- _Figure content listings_
::::
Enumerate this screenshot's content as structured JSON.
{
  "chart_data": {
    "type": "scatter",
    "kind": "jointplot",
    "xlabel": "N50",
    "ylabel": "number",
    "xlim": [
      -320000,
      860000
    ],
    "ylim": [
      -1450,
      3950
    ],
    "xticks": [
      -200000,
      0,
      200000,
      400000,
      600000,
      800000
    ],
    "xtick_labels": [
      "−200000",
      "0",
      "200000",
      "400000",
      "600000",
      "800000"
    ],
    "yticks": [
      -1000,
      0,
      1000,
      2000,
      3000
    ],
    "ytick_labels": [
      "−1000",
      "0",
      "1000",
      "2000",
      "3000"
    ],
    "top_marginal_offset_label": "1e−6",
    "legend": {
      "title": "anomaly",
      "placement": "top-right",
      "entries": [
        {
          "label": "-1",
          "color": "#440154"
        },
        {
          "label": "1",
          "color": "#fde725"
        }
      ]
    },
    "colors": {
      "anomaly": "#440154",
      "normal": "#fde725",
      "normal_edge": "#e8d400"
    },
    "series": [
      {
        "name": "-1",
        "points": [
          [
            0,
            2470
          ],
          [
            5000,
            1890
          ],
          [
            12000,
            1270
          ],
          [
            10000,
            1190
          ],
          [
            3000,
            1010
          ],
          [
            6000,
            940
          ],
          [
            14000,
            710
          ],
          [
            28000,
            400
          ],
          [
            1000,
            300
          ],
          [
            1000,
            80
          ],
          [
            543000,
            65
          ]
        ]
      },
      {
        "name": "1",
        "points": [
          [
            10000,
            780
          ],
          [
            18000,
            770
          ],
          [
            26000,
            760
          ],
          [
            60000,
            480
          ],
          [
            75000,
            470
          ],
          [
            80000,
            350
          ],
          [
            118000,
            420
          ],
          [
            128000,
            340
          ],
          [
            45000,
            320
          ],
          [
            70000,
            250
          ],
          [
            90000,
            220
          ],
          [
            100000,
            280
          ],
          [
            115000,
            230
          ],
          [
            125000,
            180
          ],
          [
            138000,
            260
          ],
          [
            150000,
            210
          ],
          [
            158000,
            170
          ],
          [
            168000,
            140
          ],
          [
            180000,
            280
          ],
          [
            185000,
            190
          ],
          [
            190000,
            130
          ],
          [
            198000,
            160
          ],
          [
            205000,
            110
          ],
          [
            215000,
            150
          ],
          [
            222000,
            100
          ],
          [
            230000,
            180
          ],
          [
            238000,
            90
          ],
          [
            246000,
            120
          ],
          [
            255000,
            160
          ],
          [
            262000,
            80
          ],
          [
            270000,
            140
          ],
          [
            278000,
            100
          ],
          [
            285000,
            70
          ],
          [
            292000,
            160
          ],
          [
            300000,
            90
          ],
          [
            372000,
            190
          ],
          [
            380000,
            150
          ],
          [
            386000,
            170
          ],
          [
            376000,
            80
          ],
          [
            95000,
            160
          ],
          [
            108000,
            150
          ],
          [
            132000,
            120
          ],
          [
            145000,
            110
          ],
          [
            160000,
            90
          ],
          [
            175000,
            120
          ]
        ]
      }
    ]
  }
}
::::
- _Request_
Type out the material again exactly as presented.

- _Exercise response_
Enumerate this screenshot's content as structured JSON.
{
  "chart_data": {
    "type": "scatter",
    "kind": "jointplot",
    "xlabel": "N50",
    "ylabel": "number",
    "xlim": [
      -320000,
      860000
    ],
    "ylim": [
      -1450,
      3950
    ],
    "xticks": [
      -200000,
      0,
      200000,
      400000,
      600000,
      800000
    ],
    "xtick_labels": [
      "−200000",
      "0",
      "200000",
      "400000",
      "600000",
      "800000"
    ],
    "yticks": [
      -1000,
      0,
      1000,
      2000,
      3000
    ],
    "ytick_labels": [
      "−1000",
      "0",
      "1000",
      "2000",
      "3000"
    ],
    "top_marginal_offset_label": "1e−6",
    "legend": {
      "title": "anomaly",
      "placement": "top-right",
      "entries": [
        {
          "label": "-1",
          "color": "#440154"
        },
        {
          "label": "1",
          "color": "#fde725"
        }
      ]
    },
    "colors": {
      "anomaly": "#440154",
      "normal": "#fde725",
      "normal_edge": "#e8d400"
    },
    "series": [
      {
        "name": "-1",
        "points": [
          [
            0,
            2470
          ],
          [
            5000,
            1890
          ],
          [
            12000,
            1270
          ],
          [
            10000,
            1190
          ],
          [
            3000,
            1010
          ],
          [
            6000,
            940
          ],
          [
            14000,
            710
          ],
          [
            28000,
            400
          ],
          [
            1000,
            300
          ],
          [
            1000,
            80
          ],
          [
            543000,
            65
          ]
        ]
      },
      {
        "name": "1",
        "points": [
          [
            10000,
            780
          ],
          [
            18000,
            770
          ],
          [
            26000,
            760
          ],
          [
            60000,
            480
          ],
          [
            75000,
            470
          ],
          [
            80000,
            350
          ],
          [
            118000,
            420
          ],
          [
            128000,
            340
          ],
          [
            45000,
            320
          ],
          [
            70000,
            250
          ],
          [
            90000,
            220
          ],
          [
            100000,
            280
          ],
          [
            115000,
            230
          ],
          [
            125000,
            180
          ],
          [
            138000,
            260
          ],
          [
            150000,
            210
          ],
          [
            158000,
            170
          ],
          [
            168000,
            140
          ],
          [
            180000,
            280
          ],
          [
            185000,
            190
          ],
          [
            190000,
            130
          ],
          [
            198000,
            160
          ],
          [
            205000,
            110
          ],
          [
            215000,
            150
          ],
          [
            222000,
            100
          ],
          [
            230000,
            180
          ],
          [
            238000,
            90
          ],
          [
            246000,
            120
          ],
          [
            255000,
            160
          ],
          [
            262000,
            80
          ],
          [
            270000,
            140
          ],
          [
            278000,
            100
          ],
          [
            285000,
            70
          ],
          [
            292000,
            160
          ],
          [
            300000,
            90
          ],
          [
            372000,
            190
          ],
          [
            380000,
            150
          ],
          [
            386000,
            170
          ],
          [
            376000,
            80
          ],
          [
            95000,
            160
          ],
          [
            108000,
            150
          ],
          [
            132000,
            120
          ],
          [
            145000,
            110
          ],
          [
            160000,
            90
          ],
          [
            175000,
            120
          ]
        ]
      }
    ]
  }
}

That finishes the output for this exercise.